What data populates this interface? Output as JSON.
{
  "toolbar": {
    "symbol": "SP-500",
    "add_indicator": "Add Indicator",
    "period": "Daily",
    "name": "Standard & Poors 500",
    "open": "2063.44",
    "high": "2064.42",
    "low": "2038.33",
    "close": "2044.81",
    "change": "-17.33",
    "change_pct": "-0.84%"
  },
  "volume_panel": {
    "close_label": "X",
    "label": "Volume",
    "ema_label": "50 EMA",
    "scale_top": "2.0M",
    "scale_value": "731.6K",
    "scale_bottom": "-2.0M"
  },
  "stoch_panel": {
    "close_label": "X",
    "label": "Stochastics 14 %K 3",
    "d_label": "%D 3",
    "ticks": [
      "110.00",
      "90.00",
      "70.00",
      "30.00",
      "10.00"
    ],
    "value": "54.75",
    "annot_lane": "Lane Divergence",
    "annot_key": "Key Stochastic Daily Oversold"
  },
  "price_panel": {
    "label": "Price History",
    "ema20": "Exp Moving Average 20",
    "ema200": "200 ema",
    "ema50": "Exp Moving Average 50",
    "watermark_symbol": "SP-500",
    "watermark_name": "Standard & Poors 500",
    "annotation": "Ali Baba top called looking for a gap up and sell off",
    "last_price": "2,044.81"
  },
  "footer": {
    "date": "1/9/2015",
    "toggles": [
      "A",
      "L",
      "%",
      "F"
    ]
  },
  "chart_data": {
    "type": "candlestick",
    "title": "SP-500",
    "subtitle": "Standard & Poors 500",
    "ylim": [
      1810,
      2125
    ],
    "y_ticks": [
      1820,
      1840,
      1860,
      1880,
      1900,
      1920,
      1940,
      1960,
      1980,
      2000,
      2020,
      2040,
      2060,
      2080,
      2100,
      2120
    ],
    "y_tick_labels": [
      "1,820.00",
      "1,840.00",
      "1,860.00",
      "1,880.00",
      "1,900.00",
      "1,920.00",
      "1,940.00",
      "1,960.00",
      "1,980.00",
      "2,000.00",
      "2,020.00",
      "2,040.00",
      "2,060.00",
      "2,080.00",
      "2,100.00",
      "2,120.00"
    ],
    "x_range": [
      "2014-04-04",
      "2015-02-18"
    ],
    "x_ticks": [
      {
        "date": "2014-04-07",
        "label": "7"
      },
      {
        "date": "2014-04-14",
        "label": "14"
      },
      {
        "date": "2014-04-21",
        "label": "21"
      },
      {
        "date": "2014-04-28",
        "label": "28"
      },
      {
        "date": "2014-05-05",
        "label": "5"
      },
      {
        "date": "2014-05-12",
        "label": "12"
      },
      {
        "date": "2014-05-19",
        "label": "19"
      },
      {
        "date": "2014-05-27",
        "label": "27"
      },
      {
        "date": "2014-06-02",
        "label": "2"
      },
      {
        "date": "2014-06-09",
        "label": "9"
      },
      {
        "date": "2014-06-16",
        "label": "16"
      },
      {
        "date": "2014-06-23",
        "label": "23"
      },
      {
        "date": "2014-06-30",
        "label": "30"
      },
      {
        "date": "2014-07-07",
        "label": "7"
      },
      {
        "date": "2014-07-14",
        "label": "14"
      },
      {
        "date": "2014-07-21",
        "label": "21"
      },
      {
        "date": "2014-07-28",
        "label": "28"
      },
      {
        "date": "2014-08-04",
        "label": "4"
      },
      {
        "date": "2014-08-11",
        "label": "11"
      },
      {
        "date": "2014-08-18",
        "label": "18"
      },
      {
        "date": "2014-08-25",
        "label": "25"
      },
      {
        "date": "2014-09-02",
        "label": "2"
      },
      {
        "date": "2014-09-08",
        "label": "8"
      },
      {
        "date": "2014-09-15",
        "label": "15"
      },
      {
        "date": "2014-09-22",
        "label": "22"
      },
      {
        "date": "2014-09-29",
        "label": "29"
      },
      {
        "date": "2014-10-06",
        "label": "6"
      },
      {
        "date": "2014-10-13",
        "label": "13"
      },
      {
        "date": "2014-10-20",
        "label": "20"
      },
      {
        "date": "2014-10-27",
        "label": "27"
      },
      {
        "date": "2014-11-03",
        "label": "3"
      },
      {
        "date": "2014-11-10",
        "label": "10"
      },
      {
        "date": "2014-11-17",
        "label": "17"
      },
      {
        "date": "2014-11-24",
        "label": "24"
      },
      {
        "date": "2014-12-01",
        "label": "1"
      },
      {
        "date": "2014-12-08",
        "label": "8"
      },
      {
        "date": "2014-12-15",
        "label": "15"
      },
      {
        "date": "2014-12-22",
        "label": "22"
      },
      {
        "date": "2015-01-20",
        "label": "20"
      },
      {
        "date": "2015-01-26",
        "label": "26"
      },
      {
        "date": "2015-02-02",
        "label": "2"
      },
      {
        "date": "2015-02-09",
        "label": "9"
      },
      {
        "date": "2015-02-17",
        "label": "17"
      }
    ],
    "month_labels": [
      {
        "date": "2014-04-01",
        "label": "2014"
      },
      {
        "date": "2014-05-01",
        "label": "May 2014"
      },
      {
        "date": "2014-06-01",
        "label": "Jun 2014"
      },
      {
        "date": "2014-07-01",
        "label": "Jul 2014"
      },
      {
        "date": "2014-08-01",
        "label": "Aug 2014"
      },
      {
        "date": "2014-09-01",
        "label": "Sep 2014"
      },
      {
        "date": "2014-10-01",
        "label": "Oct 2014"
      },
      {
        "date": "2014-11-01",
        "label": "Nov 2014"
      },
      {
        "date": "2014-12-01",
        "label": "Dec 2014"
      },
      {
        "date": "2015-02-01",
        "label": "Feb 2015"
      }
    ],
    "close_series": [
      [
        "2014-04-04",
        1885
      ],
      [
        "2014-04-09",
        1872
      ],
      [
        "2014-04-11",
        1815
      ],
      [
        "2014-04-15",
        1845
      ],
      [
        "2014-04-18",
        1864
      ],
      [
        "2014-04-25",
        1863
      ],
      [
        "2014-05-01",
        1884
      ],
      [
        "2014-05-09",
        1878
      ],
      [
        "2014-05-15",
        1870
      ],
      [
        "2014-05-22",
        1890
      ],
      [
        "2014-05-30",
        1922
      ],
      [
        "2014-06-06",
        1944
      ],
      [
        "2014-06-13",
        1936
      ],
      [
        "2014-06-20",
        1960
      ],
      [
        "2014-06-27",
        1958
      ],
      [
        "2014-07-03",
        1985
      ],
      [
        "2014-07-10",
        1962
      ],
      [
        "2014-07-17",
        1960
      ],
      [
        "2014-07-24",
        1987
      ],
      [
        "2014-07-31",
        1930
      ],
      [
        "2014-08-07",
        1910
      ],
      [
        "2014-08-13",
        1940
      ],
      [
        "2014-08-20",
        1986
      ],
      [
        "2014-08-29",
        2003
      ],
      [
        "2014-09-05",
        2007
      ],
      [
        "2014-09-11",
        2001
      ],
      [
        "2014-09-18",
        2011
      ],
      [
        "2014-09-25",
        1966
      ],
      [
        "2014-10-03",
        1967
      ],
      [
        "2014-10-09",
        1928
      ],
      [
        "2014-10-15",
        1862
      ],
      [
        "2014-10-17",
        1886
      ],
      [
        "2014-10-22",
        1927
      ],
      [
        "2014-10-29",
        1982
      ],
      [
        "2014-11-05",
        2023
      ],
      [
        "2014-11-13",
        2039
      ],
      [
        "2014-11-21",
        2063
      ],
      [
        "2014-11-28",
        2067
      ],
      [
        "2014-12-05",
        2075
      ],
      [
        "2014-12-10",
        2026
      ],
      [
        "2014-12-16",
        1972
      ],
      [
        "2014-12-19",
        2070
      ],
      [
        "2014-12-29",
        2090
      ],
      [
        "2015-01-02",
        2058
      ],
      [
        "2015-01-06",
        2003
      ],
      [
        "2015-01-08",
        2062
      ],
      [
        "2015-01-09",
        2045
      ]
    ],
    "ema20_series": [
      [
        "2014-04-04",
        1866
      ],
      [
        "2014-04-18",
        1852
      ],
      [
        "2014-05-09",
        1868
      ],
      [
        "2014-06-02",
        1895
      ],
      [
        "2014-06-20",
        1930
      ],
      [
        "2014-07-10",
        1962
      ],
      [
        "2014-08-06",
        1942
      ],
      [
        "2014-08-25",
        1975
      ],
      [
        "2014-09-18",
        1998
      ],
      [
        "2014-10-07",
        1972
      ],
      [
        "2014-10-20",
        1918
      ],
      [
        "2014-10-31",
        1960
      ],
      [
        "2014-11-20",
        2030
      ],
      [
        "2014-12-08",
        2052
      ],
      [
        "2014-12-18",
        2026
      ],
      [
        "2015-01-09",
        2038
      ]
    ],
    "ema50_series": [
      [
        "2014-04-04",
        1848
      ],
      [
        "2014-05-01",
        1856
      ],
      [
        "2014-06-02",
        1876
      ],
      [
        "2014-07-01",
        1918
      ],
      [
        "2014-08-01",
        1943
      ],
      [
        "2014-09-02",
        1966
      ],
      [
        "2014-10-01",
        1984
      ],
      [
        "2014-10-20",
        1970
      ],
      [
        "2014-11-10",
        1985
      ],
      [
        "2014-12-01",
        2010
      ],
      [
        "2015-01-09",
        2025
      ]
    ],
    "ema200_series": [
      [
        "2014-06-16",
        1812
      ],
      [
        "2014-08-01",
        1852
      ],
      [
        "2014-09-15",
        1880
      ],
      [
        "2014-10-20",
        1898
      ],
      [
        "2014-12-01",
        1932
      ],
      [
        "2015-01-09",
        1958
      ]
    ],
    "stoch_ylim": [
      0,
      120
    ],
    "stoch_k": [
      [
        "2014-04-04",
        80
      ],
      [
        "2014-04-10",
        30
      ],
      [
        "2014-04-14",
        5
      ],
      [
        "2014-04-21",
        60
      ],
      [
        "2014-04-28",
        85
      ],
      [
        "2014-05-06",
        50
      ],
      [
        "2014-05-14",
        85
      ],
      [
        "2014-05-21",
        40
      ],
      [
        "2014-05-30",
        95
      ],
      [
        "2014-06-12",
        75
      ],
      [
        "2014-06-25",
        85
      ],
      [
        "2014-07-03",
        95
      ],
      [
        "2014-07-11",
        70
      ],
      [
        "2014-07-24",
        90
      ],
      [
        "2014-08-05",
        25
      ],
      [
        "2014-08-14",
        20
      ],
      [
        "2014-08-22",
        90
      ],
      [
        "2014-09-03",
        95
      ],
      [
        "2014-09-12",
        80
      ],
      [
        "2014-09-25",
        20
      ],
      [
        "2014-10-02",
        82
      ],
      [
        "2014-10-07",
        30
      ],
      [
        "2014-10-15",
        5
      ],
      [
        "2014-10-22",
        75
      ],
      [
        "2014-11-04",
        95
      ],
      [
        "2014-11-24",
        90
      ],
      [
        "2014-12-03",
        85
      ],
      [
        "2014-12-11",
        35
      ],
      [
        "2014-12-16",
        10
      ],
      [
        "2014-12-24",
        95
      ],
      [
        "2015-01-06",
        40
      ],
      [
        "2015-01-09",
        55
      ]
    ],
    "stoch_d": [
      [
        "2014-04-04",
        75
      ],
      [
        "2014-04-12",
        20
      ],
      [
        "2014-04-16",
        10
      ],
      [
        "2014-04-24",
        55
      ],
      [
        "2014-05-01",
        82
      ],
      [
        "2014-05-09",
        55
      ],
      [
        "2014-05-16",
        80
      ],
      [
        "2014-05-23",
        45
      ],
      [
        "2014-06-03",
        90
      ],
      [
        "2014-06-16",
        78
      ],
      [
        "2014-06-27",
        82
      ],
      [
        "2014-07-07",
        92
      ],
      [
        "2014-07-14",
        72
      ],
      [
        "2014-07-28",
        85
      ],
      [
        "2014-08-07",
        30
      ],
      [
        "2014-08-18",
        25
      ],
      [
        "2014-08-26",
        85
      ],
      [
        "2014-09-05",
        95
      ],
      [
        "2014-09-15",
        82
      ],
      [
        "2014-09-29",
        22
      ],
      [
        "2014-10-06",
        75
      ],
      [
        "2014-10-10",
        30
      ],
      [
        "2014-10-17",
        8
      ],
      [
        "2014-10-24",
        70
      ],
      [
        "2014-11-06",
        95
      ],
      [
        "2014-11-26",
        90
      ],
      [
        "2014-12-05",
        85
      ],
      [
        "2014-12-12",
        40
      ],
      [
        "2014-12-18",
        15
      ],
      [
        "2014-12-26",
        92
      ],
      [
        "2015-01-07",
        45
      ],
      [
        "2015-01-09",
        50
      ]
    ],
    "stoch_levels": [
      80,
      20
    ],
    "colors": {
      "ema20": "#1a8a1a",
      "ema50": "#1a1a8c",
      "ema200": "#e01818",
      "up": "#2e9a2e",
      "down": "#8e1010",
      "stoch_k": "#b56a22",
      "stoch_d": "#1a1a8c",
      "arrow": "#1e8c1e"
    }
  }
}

——————

- _Instructions to follow_:
Pick out the lines above that hold the string "Daily" and show them.

- _Solution_:
    "period": "Daily",
    "annot_key": "Key Stochastic Daily Oversold"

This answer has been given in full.